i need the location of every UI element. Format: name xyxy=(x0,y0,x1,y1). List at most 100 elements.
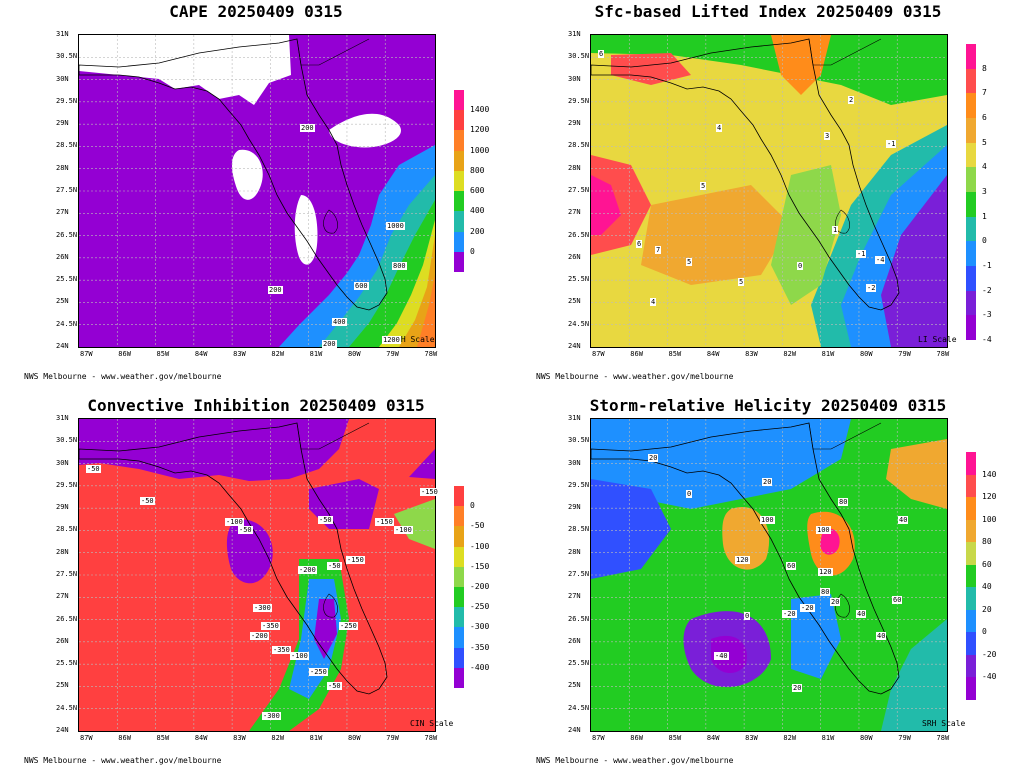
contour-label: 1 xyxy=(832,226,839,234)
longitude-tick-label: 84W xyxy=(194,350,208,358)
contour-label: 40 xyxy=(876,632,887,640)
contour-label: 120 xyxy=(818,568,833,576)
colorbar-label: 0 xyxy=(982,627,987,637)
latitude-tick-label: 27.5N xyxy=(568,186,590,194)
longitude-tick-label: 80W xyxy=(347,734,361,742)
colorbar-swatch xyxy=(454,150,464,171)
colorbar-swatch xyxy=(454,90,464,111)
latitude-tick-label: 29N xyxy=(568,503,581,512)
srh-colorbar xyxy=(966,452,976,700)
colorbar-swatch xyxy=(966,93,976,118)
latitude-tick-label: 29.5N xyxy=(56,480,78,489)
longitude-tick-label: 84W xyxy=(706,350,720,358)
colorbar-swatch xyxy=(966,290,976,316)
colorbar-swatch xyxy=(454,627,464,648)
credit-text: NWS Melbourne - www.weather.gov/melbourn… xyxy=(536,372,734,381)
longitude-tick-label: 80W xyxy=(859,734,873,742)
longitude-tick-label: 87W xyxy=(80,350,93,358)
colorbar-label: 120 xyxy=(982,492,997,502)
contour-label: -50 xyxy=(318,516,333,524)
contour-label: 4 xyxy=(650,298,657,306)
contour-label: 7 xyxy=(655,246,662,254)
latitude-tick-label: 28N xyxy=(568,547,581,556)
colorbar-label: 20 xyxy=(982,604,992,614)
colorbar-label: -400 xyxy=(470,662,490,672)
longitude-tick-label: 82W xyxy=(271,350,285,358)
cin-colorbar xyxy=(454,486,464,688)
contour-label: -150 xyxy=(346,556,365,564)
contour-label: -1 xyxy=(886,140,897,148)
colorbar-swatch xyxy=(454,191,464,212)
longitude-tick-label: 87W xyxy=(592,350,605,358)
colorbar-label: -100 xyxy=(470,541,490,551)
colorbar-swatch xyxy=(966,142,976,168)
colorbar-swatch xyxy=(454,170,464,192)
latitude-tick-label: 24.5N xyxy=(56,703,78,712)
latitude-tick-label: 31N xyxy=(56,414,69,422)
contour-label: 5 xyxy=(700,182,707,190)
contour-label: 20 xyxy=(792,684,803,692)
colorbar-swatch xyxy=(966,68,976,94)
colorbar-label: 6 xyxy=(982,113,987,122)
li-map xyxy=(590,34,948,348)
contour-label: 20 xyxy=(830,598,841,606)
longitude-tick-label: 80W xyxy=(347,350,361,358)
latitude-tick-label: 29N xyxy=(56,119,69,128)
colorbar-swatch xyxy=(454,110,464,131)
◆ ◆ ◆ ◆ ◆
**SET EXERCISE:**
Could you copy all of the data above word for word, leaving out the picture?

**REPLY:**
i need the location of every UI element. Format: name xyxy=(x0,y0,x1,y1). List at most 100 elements.
contour-label: 1 xyxy=(832,226,839,234)
longitude-tick-label: 84W xyxy=(194,350,208,358)
contour-label: 40 xyxy=(876,632,887,640)
contour-label: 120 xyxy=(818,568,833,576)
colorbar-label: 0 xyxy=(982,627,987,637)
latitude-tick-label: 27.5N xyxy=(568,186,590,194)
longitude-tick-label: 80W xyxy=(347,734,361,742)
colorbar-swatch xyxy=(454,150,464,171)
colorbar-swatch xyxy=(454,90,464,111)
latitude-tick-label: 29N xyxy=(568,503,581,512)
srh-colorbar xyxy=(966,452,976,700)
colorbar-swatch xyxy=(966,93,976,118)
latitude-tick-label: 29.5N xyxy=(56,480,78,489)
longitude-tick-label: 84W xyxy=(706,350,720,358)
colorbar-swatch xyxy=(966,290,976,316)
colorbar-swatch xyxy=(454,627,464,648)
credit-text: NWS Melbourne - www.weather.gov/melbourn… xyxy=(536,372,734,381)
longitude-tick-label: 80W xyxy=(859,734,873,742)
longitude-tick-label: 87W xyxy=(80,350,93,358)
colorbar-label: 120 xyxy=(982,492,997,502)
contour-label: -50 xyxy=(318,516,333,524)
contour-label: 4 xyxy=(650,298,657,306)
contour-label: 7 xyxy=(655,246,662,254)
latitude-tick-label: 28N xyxy=(568,547,581,556)
colorbar-label: 20 xyxy=(982,604,992,614)
colorbar-label: -400 xyxy=(470,662,490,672)
longitude-tick-label: 82W xyxy=(271,350,285,358)
cin-colorbar xyxy=(454,486,464,688)
contour-label: -150 xyxy=(346,556,365,564)
contour-label: -1 xyxy=(886,140,897,148)
colorbar-swatch xyxy=(454,191,464,212)
longitude-tick-label: 87W xyxy=(592,350,605,358)
colorbar-label: -100 xyxy=(470,541,490,551)
colorbar-swatch xyxy=(966,142,976,168)
colorbar-swatch xyxy=(454,170,464,192)
latitude-tick-label: 24.5N xyxy=(56,703,78,712)
latitude-tick-label: 31N xyxy=(56,414,69,422)
contour-label: 5 xyxy=(700,182,707,190)
contour-label: 20 xyxy=(792,684,803,692)
colorbar-swatch xyxy=(966,68,976,94)
colorbar-label: 6 xyxy=(982,113,987,122)
li-map xyxy=(590,34,948,348)
contour-label: 20 xyxy=(830,598,841,606)
longitude-tick-label: 80W xyxy=(347,350,361,358)
latitude-tick-label: 29N xyxy=(56,119,69,128)
colorbar-swatch xyxy=(454,110,464,131)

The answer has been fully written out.